= GOAL OF THE EXERCISE =
Using the entries that follow, collect the lines where the word "poetry" appears.
>> START SUPPLIED DATA
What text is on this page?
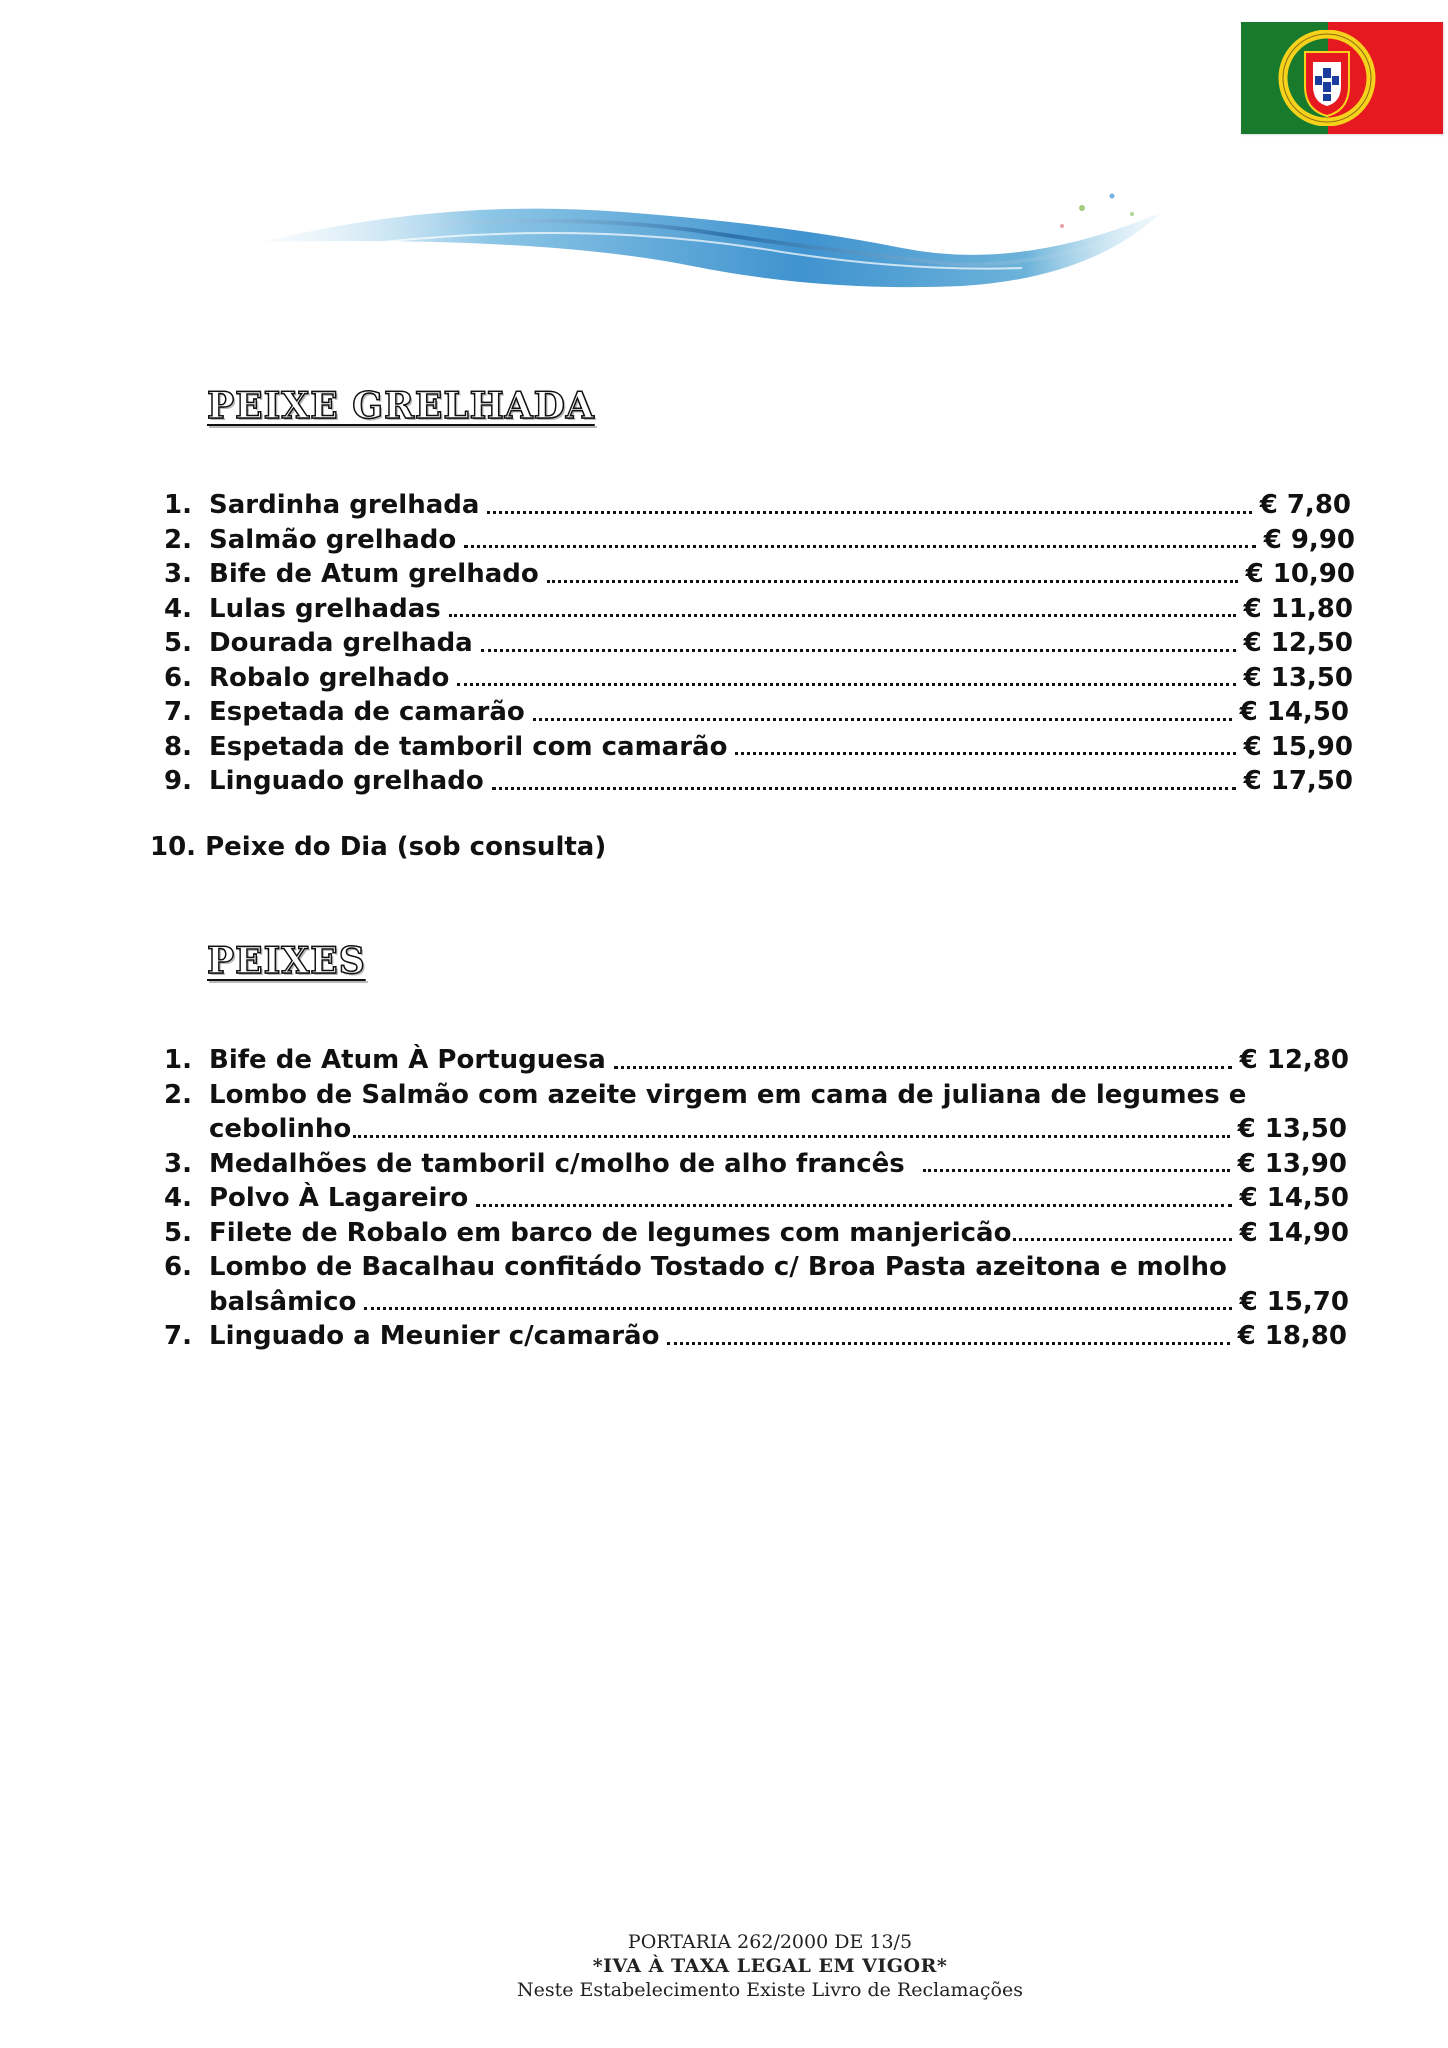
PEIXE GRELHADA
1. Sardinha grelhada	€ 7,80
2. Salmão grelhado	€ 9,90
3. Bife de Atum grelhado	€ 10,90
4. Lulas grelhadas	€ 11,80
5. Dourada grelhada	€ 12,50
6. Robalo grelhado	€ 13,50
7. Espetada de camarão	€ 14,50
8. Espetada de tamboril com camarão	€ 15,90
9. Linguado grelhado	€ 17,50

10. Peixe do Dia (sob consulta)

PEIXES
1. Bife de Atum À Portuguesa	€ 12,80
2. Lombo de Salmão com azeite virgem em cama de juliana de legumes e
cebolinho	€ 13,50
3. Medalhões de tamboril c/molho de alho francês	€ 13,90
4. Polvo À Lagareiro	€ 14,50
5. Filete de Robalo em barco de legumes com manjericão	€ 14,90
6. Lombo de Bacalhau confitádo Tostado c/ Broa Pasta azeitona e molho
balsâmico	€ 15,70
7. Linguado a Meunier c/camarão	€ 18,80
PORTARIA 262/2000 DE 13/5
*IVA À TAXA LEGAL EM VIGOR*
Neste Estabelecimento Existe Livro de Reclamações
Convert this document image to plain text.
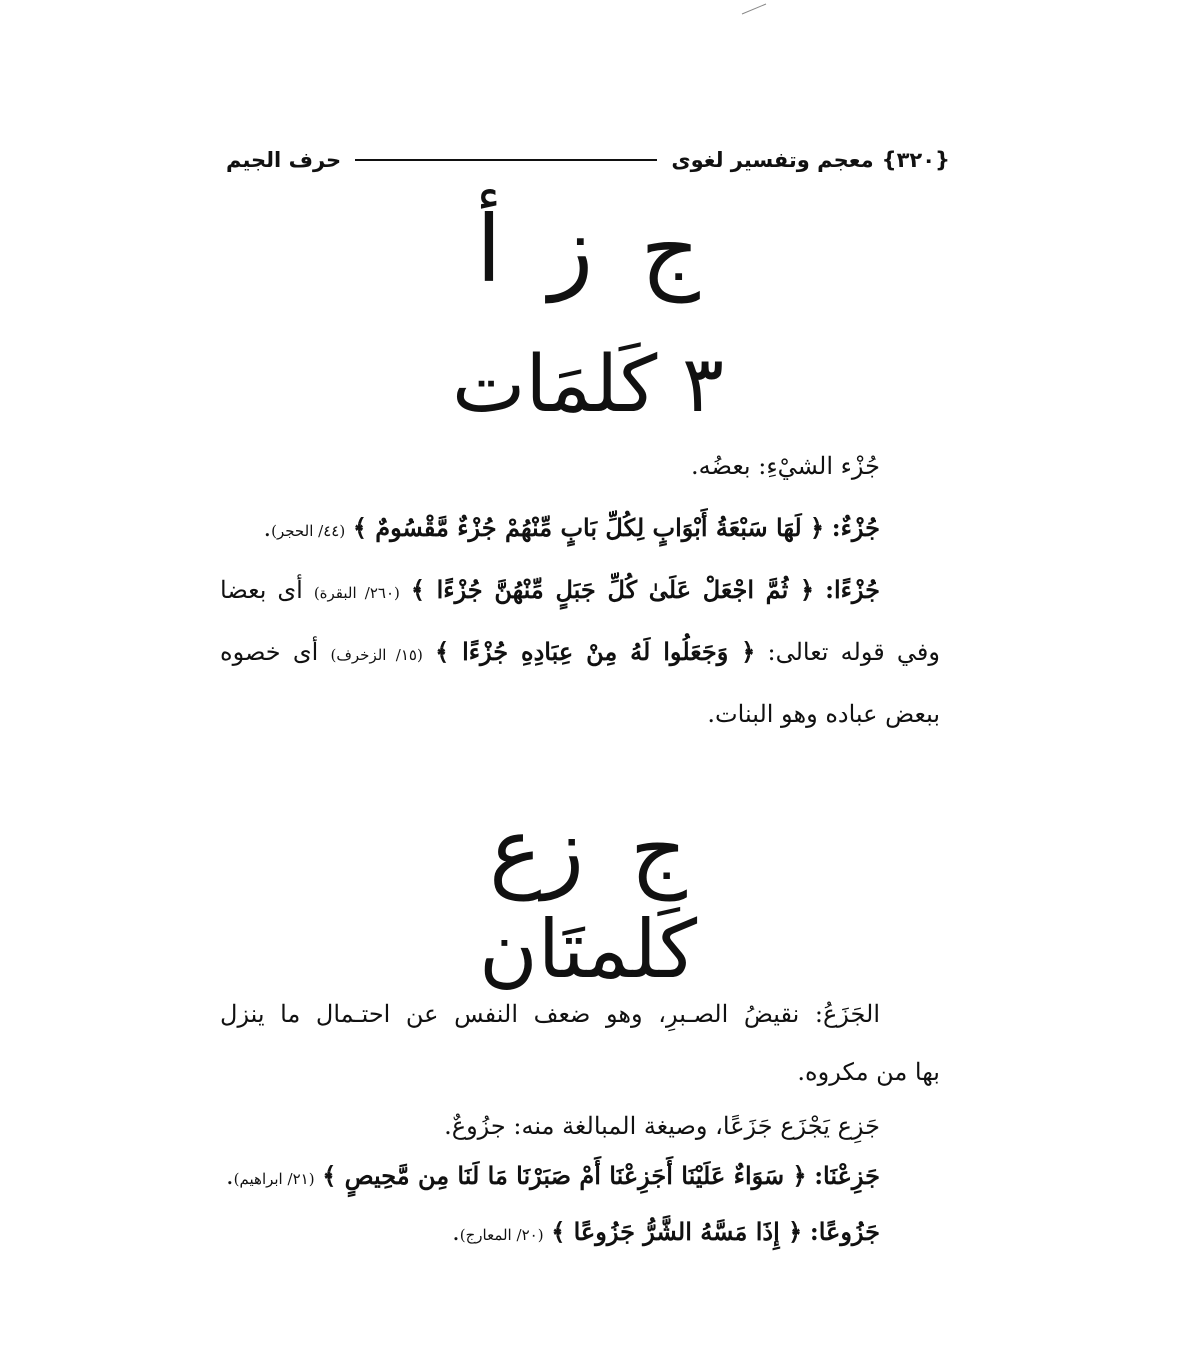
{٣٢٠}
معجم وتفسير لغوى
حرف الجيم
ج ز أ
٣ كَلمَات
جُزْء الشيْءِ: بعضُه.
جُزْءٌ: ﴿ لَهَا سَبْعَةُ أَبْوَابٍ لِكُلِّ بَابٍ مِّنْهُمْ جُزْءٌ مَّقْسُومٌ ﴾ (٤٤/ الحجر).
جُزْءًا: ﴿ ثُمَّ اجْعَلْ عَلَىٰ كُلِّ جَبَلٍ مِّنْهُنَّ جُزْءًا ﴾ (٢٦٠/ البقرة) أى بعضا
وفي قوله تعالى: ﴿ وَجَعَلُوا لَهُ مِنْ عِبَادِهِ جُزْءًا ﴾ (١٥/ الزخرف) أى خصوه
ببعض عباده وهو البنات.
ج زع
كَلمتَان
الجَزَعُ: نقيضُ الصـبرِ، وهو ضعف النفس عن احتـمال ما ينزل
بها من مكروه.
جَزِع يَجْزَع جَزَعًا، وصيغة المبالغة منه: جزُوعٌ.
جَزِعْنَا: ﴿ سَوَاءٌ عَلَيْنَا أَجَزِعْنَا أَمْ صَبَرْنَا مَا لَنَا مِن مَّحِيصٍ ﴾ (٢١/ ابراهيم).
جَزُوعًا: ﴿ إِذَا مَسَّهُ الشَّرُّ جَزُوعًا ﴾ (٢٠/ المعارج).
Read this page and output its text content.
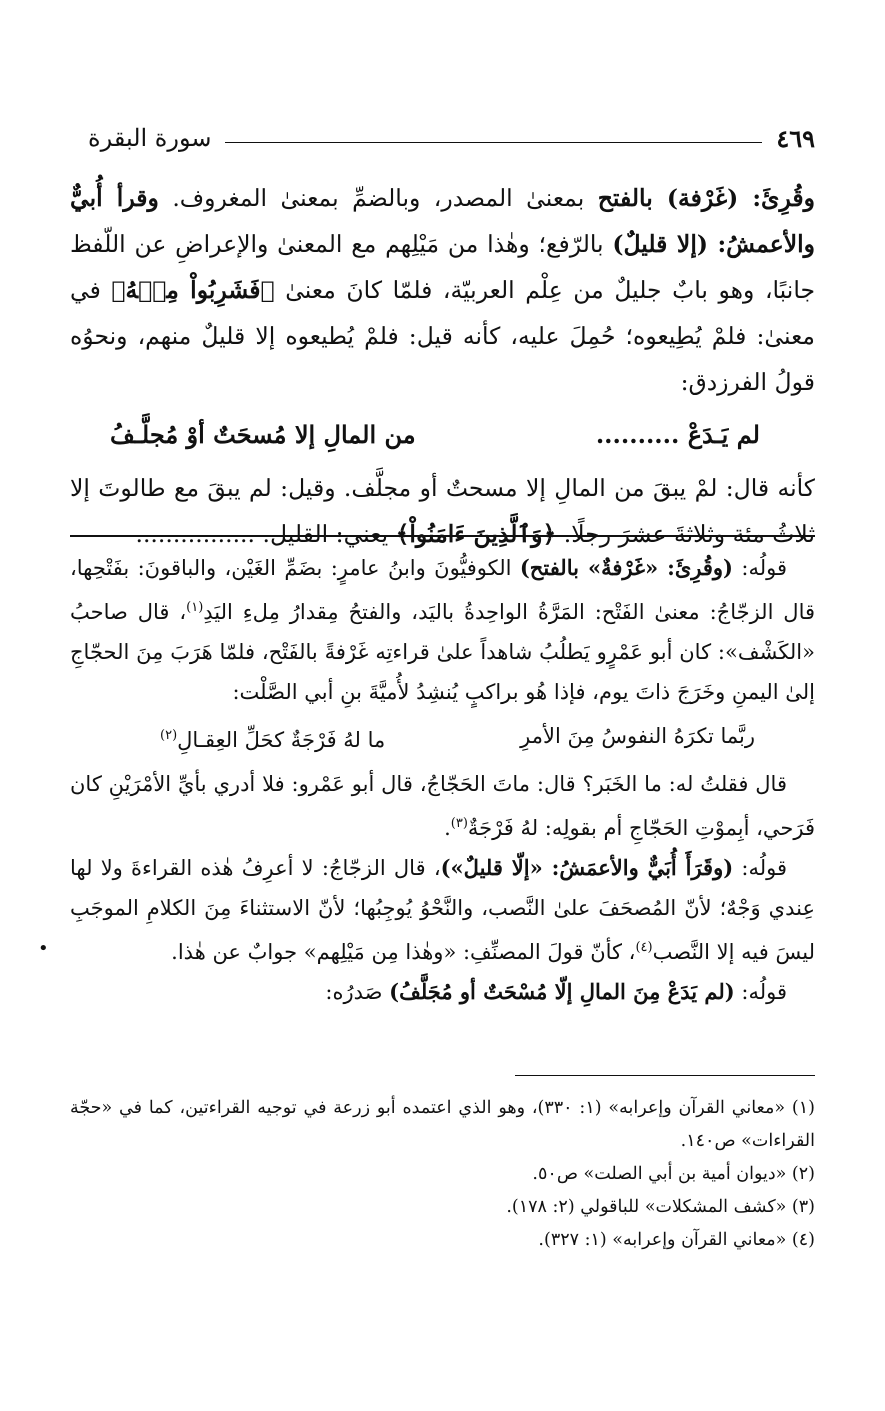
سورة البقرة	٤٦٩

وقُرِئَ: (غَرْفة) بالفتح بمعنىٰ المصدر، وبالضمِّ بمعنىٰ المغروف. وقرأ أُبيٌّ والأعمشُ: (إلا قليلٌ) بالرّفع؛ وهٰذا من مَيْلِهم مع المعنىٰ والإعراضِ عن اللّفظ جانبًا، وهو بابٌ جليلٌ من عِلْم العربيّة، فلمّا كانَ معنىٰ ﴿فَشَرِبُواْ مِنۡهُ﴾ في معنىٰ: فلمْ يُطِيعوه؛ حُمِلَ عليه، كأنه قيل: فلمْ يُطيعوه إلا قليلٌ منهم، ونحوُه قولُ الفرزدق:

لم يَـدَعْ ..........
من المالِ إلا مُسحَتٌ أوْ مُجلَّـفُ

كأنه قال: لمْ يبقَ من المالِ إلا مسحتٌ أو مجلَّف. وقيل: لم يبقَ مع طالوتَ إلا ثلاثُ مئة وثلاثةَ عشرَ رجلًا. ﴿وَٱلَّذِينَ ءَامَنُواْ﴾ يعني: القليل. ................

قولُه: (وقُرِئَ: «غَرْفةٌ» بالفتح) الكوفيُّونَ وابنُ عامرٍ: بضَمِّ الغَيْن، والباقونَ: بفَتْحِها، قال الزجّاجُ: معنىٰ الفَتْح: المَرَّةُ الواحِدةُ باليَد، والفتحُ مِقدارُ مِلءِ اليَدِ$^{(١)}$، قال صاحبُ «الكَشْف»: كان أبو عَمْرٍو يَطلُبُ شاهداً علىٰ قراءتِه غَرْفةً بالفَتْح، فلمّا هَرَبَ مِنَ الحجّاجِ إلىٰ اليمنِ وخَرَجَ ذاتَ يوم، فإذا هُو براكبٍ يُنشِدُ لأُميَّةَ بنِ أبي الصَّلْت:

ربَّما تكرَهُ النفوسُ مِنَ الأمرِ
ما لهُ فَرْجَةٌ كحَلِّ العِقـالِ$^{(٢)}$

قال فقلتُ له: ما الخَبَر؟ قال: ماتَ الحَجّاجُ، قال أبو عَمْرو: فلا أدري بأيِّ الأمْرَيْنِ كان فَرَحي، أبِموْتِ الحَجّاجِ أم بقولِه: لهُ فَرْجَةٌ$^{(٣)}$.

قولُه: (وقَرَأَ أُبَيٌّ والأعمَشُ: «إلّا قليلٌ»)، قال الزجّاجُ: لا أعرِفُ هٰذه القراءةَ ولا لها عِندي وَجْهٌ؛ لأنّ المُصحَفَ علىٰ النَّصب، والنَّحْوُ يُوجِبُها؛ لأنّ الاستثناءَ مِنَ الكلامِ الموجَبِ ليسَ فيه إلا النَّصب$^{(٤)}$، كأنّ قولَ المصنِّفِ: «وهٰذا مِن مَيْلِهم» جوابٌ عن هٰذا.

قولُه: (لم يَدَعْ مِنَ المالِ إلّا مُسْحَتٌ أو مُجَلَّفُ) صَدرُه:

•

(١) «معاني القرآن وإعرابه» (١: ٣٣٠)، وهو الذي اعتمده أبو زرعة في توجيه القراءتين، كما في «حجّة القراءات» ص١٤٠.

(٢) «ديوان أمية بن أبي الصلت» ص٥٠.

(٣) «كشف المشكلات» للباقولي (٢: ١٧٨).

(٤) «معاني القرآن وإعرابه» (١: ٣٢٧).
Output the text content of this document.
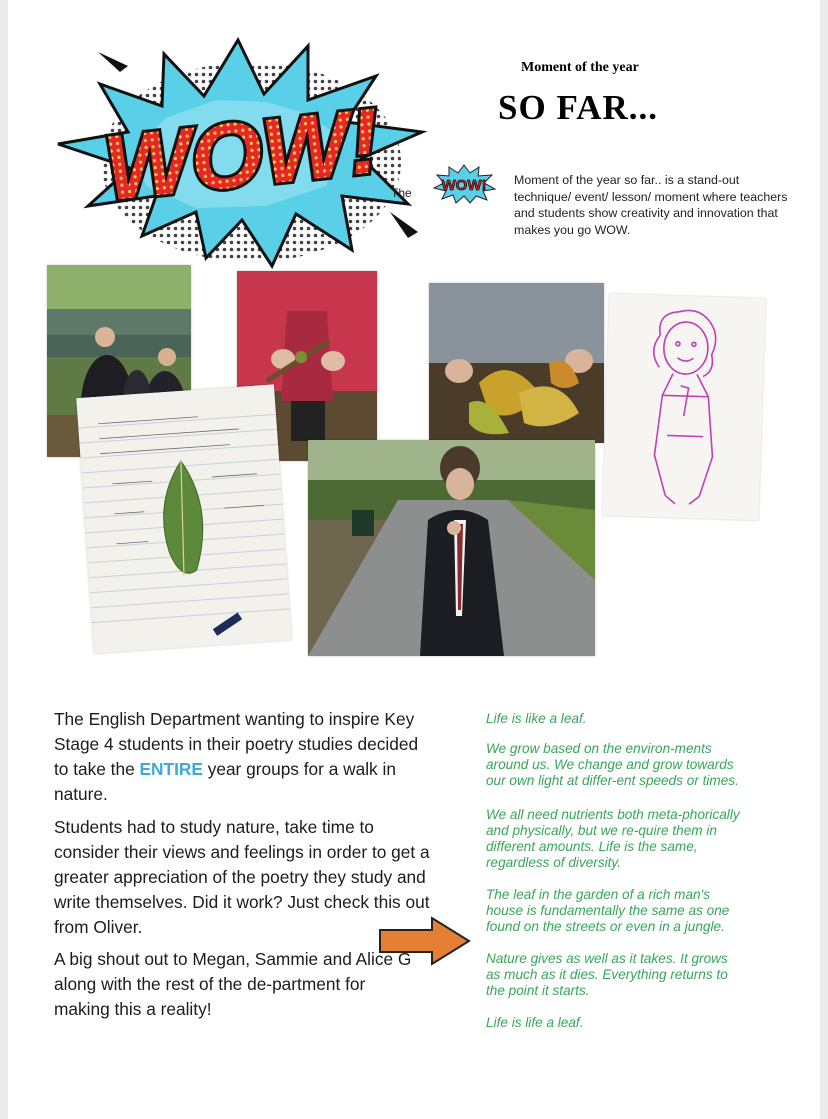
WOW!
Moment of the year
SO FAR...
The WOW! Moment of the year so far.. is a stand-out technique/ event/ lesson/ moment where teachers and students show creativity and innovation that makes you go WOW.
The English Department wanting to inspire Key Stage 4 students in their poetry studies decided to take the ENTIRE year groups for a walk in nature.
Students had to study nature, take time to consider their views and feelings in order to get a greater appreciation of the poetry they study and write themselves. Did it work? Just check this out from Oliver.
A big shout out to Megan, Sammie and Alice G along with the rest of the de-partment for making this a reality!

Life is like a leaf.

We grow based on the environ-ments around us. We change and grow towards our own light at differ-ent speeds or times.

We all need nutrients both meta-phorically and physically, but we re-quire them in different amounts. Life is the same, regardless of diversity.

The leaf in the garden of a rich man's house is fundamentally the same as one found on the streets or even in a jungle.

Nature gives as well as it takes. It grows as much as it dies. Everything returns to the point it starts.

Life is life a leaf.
>> END SUPPLIED DATA
= SOLUTION TO THIS PROBLEM =
The English Department wanting to inspire Key Stage 4 students in their poetry studies decided to take the ENTIRE year groups for a walk in nature.
Students had to study nature, take time to consider their views and feelings in order to get a greater appreciation of the poetry they study and write themselves. Did it work? Just check this out from Oliver.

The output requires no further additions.